[Items listed in a dataset]

• • • • • • •

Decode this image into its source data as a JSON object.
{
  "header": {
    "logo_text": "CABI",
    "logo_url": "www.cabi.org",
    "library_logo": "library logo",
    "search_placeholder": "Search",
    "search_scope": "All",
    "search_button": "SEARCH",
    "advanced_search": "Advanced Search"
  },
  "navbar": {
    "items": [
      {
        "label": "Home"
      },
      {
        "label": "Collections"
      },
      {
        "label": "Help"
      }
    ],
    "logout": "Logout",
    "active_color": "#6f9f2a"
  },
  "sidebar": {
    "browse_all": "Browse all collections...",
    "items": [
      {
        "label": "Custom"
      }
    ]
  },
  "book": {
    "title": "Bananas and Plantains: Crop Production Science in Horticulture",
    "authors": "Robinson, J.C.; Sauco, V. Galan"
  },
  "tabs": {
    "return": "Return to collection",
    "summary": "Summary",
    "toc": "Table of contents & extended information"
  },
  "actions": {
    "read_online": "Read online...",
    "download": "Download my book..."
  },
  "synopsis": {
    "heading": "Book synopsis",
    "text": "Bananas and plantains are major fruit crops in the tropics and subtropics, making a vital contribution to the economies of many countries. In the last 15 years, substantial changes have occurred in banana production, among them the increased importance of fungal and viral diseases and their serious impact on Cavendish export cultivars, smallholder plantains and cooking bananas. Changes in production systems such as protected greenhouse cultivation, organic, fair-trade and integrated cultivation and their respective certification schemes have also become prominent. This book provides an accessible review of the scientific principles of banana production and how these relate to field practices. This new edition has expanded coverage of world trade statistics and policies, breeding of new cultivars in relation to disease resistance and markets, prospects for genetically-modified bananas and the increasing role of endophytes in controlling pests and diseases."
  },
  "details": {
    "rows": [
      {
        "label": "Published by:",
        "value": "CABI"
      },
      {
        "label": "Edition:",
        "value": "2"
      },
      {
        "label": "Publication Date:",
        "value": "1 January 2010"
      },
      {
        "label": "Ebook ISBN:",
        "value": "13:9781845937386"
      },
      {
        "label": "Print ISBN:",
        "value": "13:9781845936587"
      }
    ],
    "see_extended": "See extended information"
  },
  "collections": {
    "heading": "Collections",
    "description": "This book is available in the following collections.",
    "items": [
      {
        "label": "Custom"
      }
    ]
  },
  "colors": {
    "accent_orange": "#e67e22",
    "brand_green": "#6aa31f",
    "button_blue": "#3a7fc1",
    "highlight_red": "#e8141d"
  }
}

• • • • • • •

THE PROBLEM: Repeat every record above exactly as it appears.

ANSWER BELOW:
Decode this image into its source data as a JSON object.
{
  "header": {
    "logo_text": "CABI",
    "logo_url": "www.cabi.org",
    "library_logo": "library logo",
    "search_placeholder": "Search",
    "search_scope": "All",
    "search_button": "SEARCH",
    "advanced_search": "Advanced Search"
  },
  "navbar": {
    "items": [
      {
        "label": "Home"
      },
      {
        "label": "Collections"
      },
      {
        "label": "Help"
      }
    ],
    "logout": "Logout",
    "active_color": "#6f9f2a"
  },
  "sidebar": {
    "browse_all": "Browse all collections...",
    "items": [
      {
        "label": "Custom"
      }
    ]
  },
  "book": {
    "title": "Bananas and Plantains: Crop Production Science in Horticulture",
    "authors": "Robinson, J.C.; Sauco, V. Galan"
  },
  "tabs": {
    "return": "Return to collection",
    "summary": "Summary",
    "toc": "Table of contents & extended information"
  },
  "actions": {
    "read_online": "Read online...",
    "download": "Download my book..."
  },
  "synopsis": {
    "heading": "Book synopsis",
    "text": "Bananas and plantains are major fruit crops in the tropics and subtropics, making a vital contribution to the economies of many countries. In the last 15 years, substantial changes have occurred in banana production, among them the increased importance of fungal and viral diseases and their serious impact on Cavendish export cultivars, smallholder plantains and cooking bananas. Changes in production systems such as protected greenhouse cultivation, organic, fair-trade and integrated cultivation and their respective certification schemes have also become prominent. This book provides an accessible review of the scientific principles of banana production and how these relate to field practices. This new edition has expanded coverage of world trade statistics and policies, breeding of new cultivars in relation to disease resistance and markets, prospects for genetically-modified bananas and the increasing role of endophytes in controlling pests and diseases."
  },
  "details": {
    "rows": [
      {
        "label": "Published by:",
        "value": "CABI"
      },
      {
        "label": "Edition:",
        "value": "2"
      },
      {
        "label": "Publication Date:",
        "value": "1 January 2010"
      },
      {
        "label": "Ebook ISBN:",
        "value": "13:9781845937386"
      },
      {
        "label": "Print ISBN:",
        "value": "13:9781845936587"
      }
    ],
    "see_extended": "See extended information"
  },
  "collections": {
    "heading": "Collections",
    "description": "This book is available in the following collections.",
    "items": [
      {
        "label": "Custom"
      }
    ]
  },
  "colors": {
    "accent_orange": "#e67e22",
    "brand_green": "#6aa31f",
    "button_blue": "#3a7fc1",
    "highlight_red": "#e8141d"
  }
}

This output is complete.